EXERCISE
Can you print every record below exactly as written?

►

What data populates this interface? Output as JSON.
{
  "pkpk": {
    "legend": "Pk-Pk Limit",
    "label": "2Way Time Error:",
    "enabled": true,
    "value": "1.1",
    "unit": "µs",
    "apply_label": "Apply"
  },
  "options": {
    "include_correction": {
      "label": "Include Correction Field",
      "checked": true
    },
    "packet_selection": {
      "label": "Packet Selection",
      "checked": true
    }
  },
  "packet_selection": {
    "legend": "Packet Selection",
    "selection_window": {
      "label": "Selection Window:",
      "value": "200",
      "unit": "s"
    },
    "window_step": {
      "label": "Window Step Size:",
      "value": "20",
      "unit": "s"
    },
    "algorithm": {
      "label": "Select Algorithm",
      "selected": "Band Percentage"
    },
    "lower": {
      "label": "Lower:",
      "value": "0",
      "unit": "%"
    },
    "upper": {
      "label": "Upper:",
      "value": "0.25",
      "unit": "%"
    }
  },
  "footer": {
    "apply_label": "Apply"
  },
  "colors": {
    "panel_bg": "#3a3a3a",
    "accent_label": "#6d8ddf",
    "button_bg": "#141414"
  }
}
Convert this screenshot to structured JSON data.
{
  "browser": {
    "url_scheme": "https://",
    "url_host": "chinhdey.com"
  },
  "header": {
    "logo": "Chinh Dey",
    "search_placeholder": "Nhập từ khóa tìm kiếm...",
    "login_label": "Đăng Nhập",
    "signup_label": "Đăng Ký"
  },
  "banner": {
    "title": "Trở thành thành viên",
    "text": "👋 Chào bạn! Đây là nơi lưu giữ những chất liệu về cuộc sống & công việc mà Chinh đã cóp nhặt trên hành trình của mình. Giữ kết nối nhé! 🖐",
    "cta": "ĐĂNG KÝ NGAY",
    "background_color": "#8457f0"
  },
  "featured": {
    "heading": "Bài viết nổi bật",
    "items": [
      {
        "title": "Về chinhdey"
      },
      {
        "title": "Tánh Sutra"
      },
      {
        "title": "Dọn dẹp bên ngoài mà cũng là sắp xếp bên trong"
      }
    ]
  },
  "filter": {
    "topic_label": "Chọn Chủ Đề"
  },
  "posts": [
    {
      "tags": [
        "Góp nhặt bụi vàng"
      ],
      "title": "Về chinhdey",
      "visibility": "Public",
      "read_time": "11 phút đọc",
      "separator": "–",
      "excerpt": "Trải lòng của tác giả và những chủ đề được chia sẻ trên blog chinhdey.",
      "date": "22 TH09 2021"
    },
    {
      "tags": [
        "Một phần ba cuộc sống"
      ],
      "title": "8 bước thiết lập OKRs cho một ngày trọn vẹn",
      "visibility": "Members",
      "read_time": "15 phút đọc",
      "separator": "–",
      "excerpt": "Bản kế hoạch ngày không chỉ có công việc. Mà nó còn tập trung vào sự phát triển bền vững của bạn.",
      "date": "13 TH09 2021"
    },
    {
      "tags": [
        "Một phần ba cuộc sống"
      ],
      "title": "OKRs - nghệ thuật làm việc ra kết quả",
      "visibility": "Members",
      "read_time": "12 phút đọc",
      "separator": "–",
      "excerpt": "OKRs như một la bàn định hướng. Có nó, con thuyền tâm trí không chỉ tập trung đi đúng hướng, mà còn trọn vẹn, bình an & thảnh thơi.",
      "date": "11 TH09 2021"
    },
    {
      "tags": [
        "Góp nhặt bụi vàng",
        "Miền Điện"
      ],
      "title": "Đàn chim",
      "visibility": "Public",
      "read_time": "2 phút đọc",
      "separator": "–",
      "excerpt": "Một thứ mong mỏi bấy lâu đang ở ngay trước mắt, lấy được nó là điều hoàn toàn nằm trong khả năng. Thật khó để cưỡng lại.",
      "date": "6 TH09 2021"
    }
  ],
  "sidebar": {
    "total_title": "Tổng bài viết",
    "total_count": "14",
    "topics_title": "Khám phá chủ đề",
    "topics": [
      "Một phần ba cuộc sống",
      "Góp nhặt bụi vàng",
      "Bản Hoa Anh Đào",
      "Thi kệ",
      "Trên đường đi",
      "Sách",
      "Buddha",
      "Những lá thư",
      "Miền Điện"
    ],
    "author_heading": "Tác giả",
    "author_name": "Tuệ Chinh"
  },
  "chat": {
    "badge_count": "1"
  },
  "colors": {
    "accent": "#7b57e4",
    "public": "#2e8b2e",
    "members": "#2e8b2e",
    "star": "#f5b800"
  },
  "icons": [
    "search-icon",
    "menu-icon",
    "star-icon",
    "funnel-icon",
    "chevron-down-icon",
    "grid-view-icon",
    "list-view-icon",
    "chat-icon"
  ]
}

◄

WRITTEN RESPONSE
What data populates this interface? Output as JSON.
{
  "pkpk": {
    "legend": "Pk-Pk Limit",
    "label": "2Way Time Error:",
    "enabled": true,
    "value": "1.1",
    "unit": "µs",
    "apply_label": "Apply"
  },
  "options": {
    "include_correction": {
      "label": "Include Correction Field",
      "checked": true
    },
    "packet_selection": {
      "label": "Packet Selection",
      "checked": true
    }
  },
  "packet_selection": {
    "legend": "Packet Selection",
    "selection_window": {
      "label": "Selection Window:",
      "value": "200",
      "unit": "s"
    },
    "window_step": {
      "label": "Window Step Size:",
      "value": "20",
      "unit": "s"
    },
    "algorithm": {
      "label": "Select Algorithm",
      "selected": "Band Percentage"
    },
    "lower": {
      "label": "Lower:",
      "value": "0",
      "unit": "%"
    },
    "upper": {
      "label": "Upper:",
      "value": "0.25",
      "unit": "%"
    }
  },
  "footer": {
    "apply_label": "Apply"
  },
  "colors": {
    "panel_bg": "#3a3a3a",
    "accent_label": "#6d8ddf",
    "button_bg": "#141414"
  }
}
Convert this screenshot to structured JSON data.
{
  "browser": {
    "url_scheme": "https://",
    "url_host": "chinhdey.com"
  },
  "header": {
    "logo": "Chinh Dey",
    "search_placeholder": "Nhập từ khóa tìm kiếm...",
    "login_label": "Đăng Nhập",
    "signup_label": "Đăng Ký"
  },
  "banner": {
    "title": "Trở thành thành viên",
    "text": "👋 Chào bạn! Đây là nơi lưu giữ những chất liệu về cuộc sống & công việc mà Chinh đã cóp nhặt trên hành trình của mình. Giữ kết nối nhé! 🖐",
    "cta": "ĐĂNG KÝ NGAY",
    "background_color": "#8457f0"
  },
  "featured": {
    "heading": "Bài viết nổi bật",
    "items": [
      {
        "title": "Về chinhdey"
      },
      {
        "title": "Tánh Sutra"
      },
      {
        "title": "Dọn dẹp bên ngoài mà cũng là sắp xếp bên trong"
      }
    ]
  },
  "filter": {
    "topic_label": "Chọn Chủ Đề"
  },
  "posts": [
    {
      "tags": [
        "Góp nhặt bụi vàng"
      ],
      "title": "Về chinhdey",
      "visibility": "Public",
      "read_time": "11 phút đọc",
      "separator": "–",
      "excerpt": "Trải lòng của tác giả và những chủ đề được chia sẻ trên blog chinhdey.",
      "date": "22 TH09 2021"
    },
    {
      "tags": [
        "Một phần ba cuộc sống"
      ],
      "title": "8 bước thiết lập OKRs cho một ngày trọn vẹn",
      "visibility": "Members",
      "read_time": "15 phút đọc",
      "separator": "–",
      "excerpt": "Bản kế hoạch ngày không chỉ có công việc. Mà nó còn tập trung vào sự phát triển bền vững của bạn.",
      "date": "13 TH09 2021"
    },
    {
      "tags": [
        "Một phần ba cuộc sống"
      ],
      "title": "OKRs - nghệ thuật làm việc ra kết quả",
      "visibility": "Members",
      "read_time": "12 phút đọc",
      "separator": "–",
      "excerpt": "OKRs như một la bàn định hướng. Có nó, con thuyền tâm trí không chỉ tập trung đi đúng hướng, mà còn trọn vẹn, bình an & thảnh thơi.",
      "date": "11 TH09 2021"
    },
    {
      "tags": [
        "Góp nhặt bụi vàng",
        "Miền Điện"
      ],
      "title": "Đàn chim",
      "visibility": "Public",
      "read_time": "2 phút đọc",
      "separator": "–",
      "excerpt": "Một thứ mong mỏi bấy lâu đang ở ngay trước mắt, lấy được nó là điều hoàn toàn nằm trong khả năng. Thật khó để cưỡng lại.",
      "date": "6 TH09 2021"
    }
  ],
  "sidebar": {
    "total_title": "Tổng bài viết",
    "total_count": "14",
    "topics_title": "Khám phá chủ đề",
    "topics": [
      "Một phần ba cuộc sống",
      "Góp nhặt bụi vàng",
      "Bản Hoa Anh Đào",
      "Thi kệ",
      "Trên đường đi",
      "Sách",
      "Buddha",
      "Những lá thư",
      "Miền Điện"
    ],
    "author_heading": "Tác giả",
    "author_name": "Tuệ Chinh"
  },
  "chat": {
    "badge_count": "1"
  },
  "colors": {
    "accent": "#7b57e4",
    "public": "#2e8b2e",
    "members": "#2e8b2e",
    "star": "#f5b800"
  },
  "icons": [
    "search-icon",
    "menu-icon",
    "star-icon",
    "funnel-icon",
    "chevron-down-icon",
    "grid-view-icon",
    "list-view-icon",
    "chat-icon"
  ]
}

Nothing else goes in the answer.